## Task objective
Show every line below where "Textures" can be found.

## Records to use
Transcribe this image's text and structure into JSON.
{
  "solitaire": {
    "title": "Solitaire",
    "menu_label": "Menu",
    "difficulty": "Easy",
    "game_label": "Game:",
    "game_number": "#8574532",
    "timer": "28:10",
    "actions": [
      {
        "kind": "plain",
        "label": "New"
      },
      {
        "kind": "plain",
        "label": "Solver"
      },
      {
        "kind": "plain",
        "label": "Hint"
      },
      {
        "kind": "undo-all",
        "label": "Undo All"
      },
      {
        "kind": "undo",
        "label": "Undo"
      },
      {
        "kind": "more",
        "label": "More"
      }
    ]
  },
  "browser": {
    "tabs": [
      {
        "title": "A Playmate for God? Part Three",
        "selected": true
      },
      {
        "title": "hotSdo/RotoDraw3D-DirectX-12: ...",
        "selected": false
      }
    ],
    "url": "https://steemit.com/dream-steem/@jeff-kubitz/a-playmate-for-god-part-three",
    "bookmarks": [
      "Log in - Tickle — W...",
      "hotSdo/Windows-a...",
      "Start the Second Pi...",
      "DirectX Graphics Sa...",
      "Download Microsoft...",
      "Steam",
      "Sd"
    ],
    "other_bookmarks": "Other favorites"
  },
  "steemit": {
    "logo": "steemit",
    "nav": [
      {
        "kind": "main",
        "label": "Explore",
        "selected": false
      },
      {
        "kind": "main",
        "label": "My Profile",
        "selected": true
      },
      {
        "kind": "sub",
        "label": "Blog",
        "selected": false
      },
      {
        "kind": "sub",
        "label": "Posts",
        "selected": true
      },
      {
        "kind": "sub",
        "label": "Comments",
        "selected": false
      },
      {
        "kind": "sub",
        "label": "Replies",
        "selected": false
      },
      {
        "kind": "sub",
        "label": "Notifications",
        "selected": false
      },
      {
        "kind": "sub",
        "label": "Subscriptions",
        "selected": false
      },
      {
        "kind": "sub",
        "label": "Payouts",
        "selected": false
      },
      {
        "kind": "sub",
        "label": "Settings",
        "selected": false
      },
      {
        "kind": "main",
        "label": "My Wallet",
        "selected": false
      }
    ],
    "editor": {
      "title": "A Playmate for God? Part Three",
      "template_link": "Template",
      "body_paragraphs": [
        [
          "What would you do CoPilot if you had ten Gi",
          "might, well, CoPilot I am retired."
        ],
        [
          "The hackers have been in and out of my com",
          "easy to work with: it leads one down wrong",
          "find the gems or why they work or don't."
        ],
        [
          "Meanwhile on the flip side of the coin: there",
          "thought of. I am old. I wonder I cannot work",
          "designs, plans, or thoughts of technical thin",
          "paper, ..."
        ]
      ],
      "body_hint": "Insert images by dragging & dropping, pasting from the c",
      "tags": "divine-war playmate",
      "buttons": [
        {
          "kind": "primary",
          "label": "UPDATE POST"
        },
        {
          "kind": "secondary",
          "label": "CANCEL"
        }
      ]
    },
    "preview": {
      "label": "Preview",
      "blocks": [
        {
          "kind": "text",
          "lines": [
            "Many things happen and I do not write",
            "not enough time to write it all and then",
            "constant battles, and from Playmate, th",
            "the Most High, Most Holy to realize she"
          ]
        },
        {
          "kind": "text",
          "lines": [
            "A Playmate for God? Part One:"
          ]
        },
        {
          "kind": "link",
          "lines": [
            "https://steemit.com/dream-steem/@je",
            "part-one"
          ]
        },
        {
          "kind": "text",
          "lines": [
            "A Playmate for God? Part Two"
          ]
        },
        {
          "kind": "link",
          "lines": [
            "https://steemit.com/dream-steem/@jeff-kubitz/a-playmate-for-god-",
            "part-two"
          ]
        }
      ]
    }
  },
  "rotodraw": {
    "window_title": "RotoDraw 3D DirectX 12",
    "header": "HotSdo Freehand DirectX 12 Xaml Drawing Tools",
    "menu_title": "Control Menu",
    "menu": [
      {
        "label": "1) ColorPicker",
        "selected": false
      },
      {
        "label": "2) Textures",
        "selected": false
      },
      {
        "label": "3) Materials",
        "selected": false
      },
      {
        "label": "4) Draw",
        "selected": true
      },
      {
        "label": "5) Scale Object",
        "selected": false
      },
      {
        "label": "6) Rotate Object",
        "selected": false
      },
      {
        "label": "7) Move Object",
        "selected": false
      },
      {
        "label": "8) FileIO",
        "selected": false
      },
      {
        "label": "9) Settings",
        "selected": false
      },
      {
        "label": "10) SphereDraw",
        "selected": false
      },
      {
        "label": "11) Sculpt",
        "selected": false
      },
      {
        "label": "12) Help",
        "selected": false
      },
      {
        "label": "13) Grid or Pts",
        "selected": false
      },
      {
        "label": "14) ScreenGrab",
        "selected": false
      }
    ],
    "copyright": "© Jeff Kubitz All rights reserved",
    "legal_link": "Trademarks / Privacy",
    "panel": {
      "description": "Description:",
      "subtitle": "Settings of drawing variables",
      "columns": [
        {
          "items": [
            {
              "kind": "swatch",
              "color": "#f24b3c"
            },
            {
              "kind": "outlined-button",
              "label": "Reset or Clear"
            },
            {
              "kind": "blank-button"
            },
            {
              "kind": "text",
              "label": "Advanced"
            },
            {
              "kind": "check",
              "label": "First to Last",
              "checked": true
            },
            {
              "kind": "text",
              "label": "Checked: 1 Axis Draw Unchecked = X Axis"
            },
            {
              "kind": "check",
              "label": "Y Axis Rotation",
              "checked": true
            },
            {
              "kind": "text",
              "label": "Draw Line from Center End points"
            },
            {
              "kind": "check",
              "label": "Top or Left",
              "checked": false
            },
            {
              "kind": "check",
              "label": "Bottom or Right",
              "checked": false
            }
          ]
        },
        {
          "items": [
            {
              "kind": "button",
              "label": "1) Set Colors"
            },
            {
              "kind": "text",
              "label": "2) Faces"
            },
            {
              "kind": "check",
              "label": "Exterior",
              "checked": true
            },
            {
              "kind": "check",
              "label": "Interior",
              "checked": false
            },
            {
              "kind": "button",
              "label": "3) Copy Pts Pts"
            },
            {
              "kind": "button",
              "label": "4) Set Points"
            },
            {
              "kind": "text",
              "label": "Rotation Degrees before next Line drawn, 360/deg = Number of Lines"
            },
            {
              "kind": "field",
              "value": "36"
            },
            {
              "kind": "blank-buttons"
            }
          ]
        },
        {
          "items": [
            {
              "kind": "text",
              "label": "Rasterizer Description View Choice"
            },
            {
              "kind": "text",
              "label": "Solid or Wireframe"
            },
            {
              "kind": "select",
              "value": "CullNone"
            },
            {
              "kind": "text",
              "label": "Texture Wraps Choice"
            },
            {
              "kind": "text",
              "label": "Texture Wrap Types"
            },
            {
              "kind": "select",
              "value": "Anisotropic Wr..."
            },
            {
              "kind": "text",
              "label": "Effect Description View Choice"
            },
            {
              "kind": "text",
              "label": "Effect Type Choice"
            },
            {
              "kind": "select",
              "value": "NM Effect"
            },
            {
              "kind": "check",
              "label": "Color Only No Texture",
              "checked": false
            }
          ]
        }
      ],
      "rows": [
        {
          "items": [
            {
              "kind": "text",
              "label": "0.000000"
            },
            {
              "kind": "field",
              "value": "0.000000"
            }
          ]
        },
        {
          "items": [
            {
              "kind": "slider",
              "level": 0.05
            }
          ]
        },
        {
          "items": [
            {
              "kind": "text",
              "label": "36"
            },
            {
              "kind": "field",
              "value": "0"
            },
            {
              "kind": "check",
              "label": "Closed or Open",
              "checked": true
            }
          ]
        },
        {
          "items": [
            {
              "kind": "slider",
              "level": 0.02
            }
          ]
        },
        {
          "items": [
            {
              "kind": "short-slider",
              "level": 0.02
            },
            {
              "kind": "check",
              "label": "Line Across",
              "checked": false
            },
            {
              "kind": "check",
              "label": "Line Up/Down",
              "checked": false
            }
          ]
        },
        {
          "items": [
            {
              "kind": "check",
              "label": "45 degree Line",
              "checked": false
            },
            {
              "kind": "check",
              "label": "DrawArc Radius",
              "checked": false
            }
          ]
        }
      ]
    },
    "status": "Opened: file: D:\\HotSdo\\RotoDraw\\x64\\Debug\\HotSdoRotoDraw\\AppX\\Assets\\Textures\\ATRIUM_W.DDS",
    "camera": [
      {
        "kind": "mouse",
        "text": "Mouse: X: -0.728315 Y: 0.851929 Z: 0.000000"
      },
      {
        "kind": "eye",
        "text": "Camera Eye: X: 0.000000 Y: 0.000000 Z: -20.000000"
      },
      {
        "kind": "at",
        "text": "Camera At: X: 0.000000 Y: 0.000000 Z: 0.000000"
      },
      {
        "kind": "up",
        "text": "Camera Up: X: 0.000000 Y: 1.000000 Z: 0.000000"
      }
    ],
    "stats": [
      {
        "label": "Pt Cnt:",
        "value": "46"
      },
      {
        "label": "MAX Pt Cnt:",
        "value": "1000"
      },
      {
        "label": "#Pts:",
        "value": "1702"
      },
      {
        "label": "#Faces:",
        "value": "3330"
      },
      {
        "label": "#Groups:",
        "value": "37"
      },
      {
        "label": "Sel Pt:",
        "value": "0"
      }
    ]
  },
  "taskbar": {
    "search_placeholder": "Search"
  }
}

## The output
        "label": "2) Textures",
    "status": "Opened: file: D:\\HotSdo\\RotoDraw\\x64\\Debug\\HotSdoRotoDraw\\AppX\\Assets\\Textures\\ATRIUM_W.DDS",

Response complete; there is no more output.